Brief ▸
Render these lines as a JSON list of strings, one string per line, skipping any blank lines. Leave the pictures out of the answer.

Image layout annotations ▸
┌──

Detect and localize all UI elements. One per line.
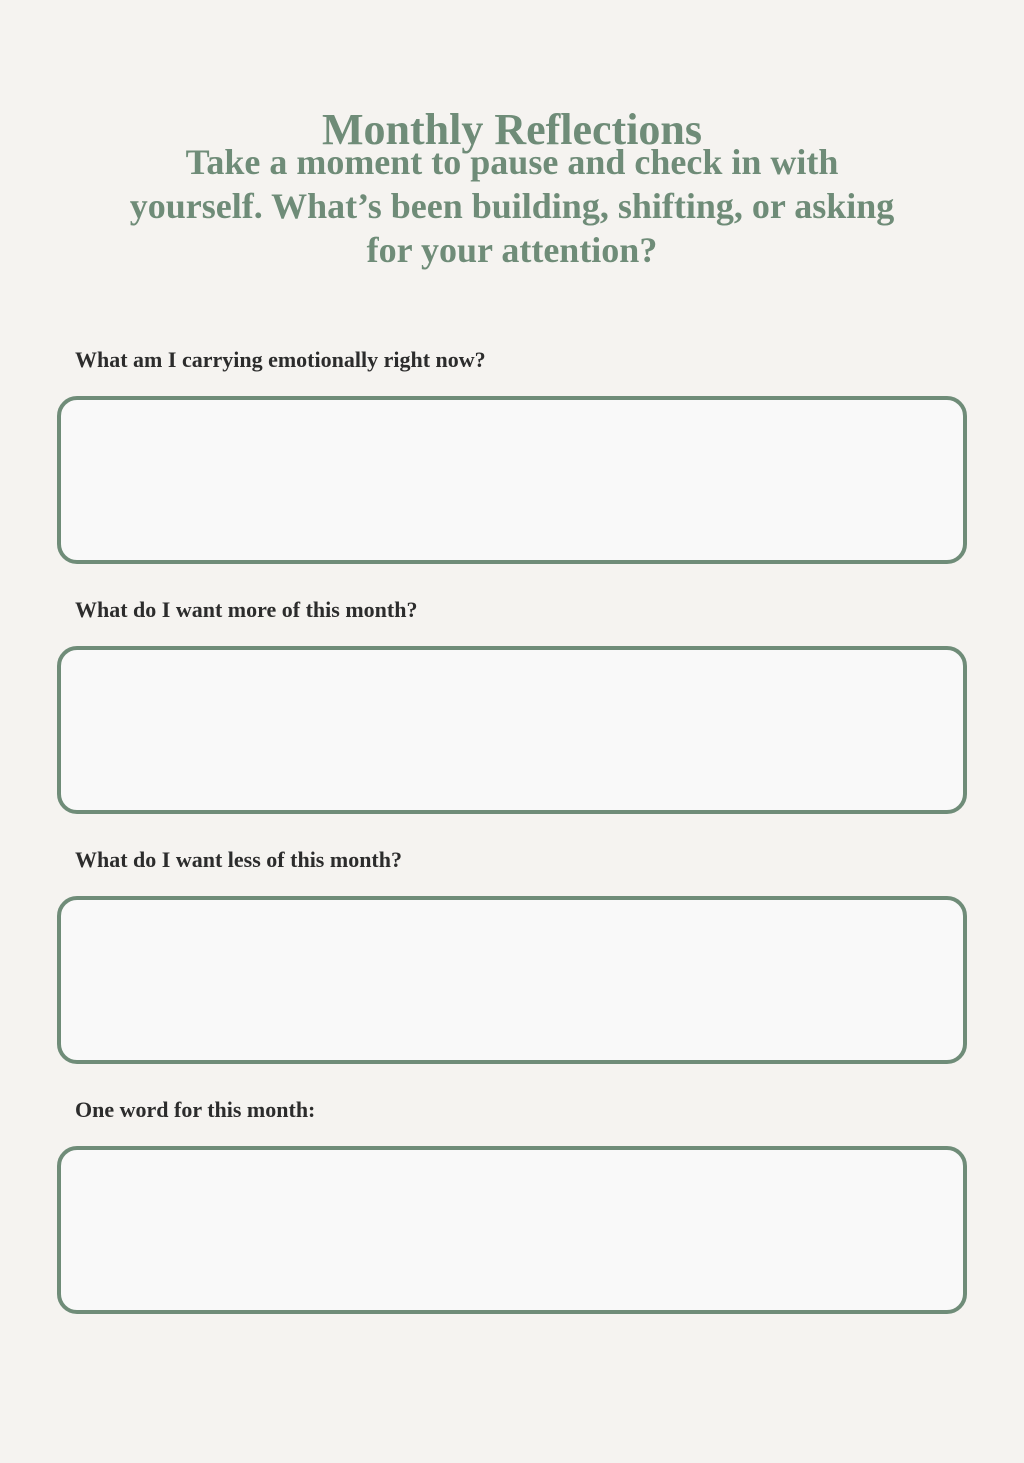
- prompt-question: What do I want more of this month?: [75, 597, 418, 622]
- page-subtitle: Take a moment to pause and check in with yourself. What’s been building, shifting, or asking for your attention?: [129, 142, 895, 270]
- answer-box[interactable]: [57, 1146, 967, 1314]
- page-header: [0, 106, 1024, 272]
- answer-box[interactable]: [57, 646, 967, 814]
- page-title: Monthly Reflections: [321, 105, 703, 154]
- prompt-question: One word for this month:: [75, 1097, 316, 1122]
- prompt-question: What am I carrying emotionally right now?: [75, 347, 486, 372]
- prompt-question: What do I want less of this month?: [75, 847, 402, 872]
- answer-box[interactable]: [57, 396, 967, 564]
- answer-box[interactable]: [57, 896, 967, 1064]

└──

Answer below ▸
[
  "Detect and localize all UI elements. One per line.",
  "- prompt-question: What do I want more of this month?: [75, 597, 418, 622]",
  "- page-subtitle: Take a moment to pause and check in with yourself. What’s been building, shifting, or asking for your attention?: [129, 142, 895, 270]",
  "- answer-box[interactable]: [57, 1146, 967, 1314]",
  "- page-header: [0, 106, 1024, 272]",
  "- answer-box[interactable]: [57, 646, 967, 814]",
  "- page-title: Monthly Reflections: [321, 105, 703, 154]",
  "- prompt-question: One word for this month:: [75, 1097, 316, 1122]",
  "- prompt-question: What am I carrying emotionally right now?: [75, 347, 486, 372]",
  "- prompt-question: What do I want less of this month?: [75, 847, 402, 872]",
  "- answer-box[interactable]: [57, 396, 967, 564]",
  "- answer-box[interactable]: [57, 896, 967, 1064]"
]